* **TO BE DONE**: Can you arrange the entries from the line containing "- staticText: 单词报告: [215, 1282, 347, 1323]" through the line containing "- staticText: ✲: [580, 8, 605, 41]", both included, as a JSON list of strings with one string per line and any blank lines left out?

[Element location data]
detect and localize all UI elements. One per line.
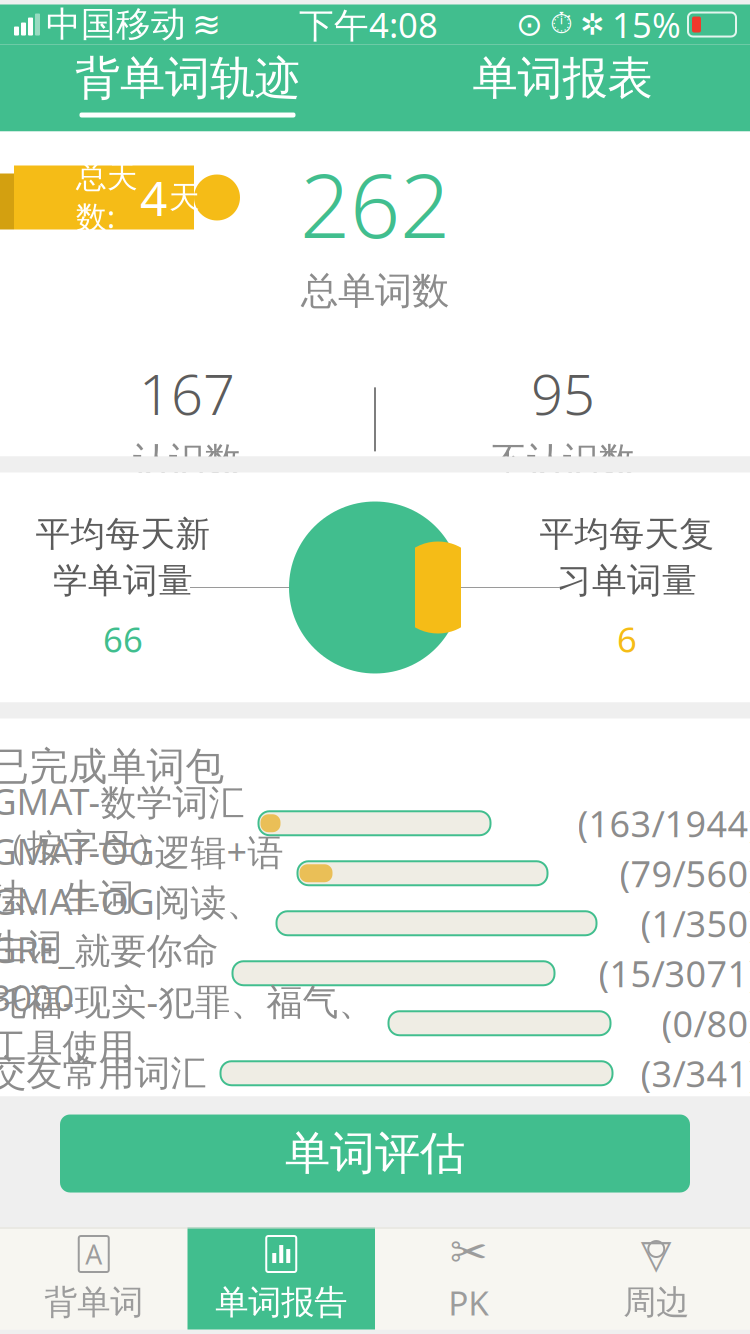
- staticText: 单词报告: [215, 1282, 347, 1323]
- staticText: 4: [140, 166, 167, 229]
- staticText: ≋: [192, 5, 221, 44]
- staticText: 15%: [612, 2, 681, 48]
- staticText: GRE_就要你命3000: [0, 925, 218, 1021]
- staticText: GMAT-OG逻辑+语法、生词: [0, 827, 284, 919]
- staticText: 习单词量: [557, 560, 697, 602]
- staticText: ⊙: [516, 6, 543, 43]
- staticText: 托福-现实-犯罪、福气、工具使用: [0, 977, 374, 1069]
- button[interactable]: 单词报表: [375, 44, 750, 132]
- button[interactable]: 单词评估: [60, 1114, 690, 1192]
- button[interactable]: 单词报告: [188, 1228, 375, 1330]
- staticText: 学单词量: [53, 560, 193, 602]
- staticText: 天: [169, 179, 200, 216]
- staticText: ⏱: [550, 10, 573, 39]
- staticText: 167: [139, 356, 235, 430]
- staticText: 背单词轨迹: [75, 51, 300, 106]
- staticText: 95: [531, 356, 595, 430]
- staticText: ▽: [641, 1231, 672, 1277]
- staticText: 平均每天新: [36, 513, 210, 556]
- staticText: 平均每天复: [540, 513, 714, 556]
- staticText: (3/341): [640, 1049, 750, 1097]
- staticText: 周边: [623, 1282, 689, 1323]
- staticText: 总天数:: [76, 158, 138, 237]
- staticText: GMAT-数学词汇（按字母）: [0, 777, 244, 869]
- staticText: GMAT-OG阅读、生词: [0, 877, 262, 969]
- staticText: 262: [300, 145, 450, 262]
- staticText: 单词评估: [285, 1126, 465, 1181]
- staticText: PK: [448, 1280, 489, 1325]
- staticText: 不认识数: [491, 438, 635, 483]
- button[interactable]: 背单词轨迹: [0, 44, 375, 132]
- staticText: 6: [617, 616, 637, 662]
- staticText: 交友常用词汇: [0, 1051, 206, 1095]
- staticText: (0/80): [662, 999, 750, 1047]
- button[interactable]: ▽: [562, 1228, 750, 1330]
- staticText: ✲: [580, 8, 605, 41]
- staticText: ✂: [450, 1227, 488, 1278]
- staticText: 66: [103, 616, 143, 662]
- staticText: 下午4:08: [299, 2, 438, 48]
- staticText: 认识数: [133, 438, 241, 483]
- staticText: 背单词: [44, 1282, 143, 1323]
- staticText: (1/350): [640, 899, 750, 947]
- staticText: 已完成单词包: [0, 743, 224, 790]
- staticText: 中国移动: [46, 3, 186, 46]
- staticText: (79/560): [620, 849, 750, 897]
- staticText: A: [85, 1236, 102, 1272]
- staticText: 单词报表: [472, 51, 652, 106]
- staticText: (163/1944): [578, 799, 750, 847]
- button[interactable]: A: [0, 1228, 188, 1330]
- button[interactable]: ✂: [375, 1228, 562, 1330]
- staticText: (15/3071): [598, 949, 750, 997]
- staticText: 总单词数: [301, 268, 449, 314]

...

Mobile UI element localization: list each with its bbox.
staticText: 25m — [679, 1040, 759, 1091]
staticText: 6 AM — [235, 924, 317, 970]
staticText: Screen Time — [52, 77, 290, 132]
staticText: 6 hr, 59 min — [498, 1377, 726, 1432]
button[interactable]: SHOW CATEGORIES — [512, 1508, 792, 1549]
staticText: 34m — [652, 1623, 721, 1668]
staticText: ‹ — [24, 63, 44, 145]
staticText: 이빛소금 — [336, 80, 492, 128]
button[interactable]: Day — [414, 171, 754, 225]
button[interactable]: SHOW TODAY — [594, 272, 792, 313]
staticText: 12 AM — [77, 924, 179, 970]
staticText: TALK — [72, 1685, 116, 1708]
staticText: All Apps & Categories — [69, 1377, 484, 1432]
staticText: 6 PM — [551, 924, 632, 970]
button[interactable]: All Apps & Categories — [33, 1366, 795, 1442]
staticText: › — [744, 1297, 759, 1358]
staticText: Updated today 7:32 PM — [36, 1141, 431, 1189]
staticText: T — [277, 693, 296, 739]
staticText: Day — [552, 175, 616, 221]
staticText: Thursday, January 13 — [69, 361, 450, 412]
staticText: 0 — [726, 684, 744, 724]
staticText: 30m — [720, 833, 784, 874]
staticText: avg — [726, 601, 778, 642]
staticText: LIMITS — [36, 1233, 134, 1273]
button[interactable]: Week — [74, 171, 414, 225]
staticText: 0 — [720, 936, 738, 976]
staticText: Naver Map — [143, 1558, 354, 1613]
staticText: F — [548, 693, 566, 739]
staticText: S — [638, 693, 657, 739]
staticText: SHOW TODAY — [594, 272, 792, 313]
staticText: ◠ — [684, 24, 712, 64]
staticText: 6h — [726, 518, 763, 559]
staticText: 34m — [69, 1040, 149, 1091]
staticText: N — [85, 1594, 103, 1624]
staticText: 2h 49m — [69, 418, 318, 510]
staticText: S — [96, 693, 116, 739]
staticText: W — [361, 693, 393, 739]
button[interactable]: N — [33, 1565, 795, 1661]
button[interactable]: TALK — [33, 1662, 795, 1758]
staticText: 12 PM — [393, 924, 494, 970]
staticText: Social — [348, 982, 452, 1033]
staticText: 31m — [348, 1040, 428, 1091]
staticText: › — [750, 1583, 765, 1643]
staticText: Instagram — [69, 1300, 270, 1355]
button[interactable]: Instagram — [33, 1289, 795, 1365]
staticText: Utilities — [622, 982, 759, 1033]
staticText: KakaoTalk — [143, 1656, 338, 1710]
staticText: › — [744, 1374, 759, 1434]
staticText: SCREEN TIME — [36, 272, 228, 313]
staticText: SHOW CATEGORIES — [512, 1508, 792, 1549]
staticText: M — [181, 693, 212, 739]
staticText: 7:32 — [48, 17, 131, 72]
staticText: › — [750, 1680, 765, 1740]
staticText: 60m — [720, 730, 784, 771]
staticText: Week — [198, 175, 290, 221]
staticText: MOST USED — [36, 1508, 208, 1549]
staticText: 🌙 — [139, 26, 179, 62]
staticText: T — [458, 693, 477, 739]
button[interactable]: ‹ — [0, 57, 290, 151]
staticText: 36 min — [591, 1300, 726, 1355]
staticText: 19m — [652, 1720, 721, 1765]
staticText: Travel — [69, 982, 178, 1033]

* **RESULT OF THIS TASK**:
[
  "- staticText: 单词报告: [215, 1282, 347, 1323]",
  "- staticText: 4: [140, 166, 167, 229]",
  "- staticText: ≋: [192, 5, 221, 44]",
  "- staticText: 15%: [612, 2, 681, 48]",
  "- staticText: GRE_就要你命3000: [0, 925, 218, 1021]",
  "- staticText: GMAT-OG逻辑+语法、生词: [0, 827, 284, 919]",
  "- staticText: 习单词量: [557, 560, 697, 602]",
  "- staticText: ⊙: [516, 6, 543, 43]",
  "- staticText: 托福-现实-犯罪、福气、工具使用: [0, 977, 374, 1069]",
  "- button[interactable]: 单词报表: [375, 44, 750, 132]",
  "- button[interactable]: 单词评估: [60, 1114, 690, 1192]",
  "- button[interactable]: 单词报告: [188, 1228, 375, 1330]",
  "- staticText: 学单词量: [53, 560, 193, 602]",
  "- staticText: 天: [169, 179, 200, 216]",
  "- staticText: ⏱: [550, 10, 573, 39]",
  "- staticText: 167: [139, 356, 235, 430]",
  "- staticText: 背单词轨迹: [75, 51, 300, 106]",
  "- staticText: 95: [531, 356, 595, 430]",
  "- staticText: ▽: [641, 1231, 672, 1277]",
  "- staticText: 平均每天新: [36, 513, 210, 556]",
  "- staticText: 平均每天复: [540, 513, 714, 556]",
  "- staticText: (3/341): [640, 1049, 750, 1097]",
  "- staticText: 周边: [623, 1282, 689, 1323]",
  "- staticText: 总天数:: [76, 158, 138, 237]",
  "- staticText: GMAT-数学词汇（按字母）: [0, 777, 244, 869]",
  "- staticText: GMAT-OG阅读、生词: [0, 877, 262, 969]",
  "- staticText: 262: [300, 145, 450, 262]",
  "- staticText: 单词评估: [285, 1126, 465, 1181]",
  "- staticText: PK: [448, 1280, 489, 1325]",
  "- staticText: 不认识数: [491, 438, 635, 483]",
  "- button[interactable]: 背单词轨迹: [0, 44, 375, 132]",
  "- staticText: 6: [617, 616, 637, 662]",
  "- staticText: 交友常用词汇: [0, 1051, 206, 1095]",
  "- staticText: (0/80): [662, 999, 750, 1047]",
  "- button[interactable]: ▽: [562, 1228, 750, 1330]",
  "- staticText: ✲: [580, 8, 605, 41]"
]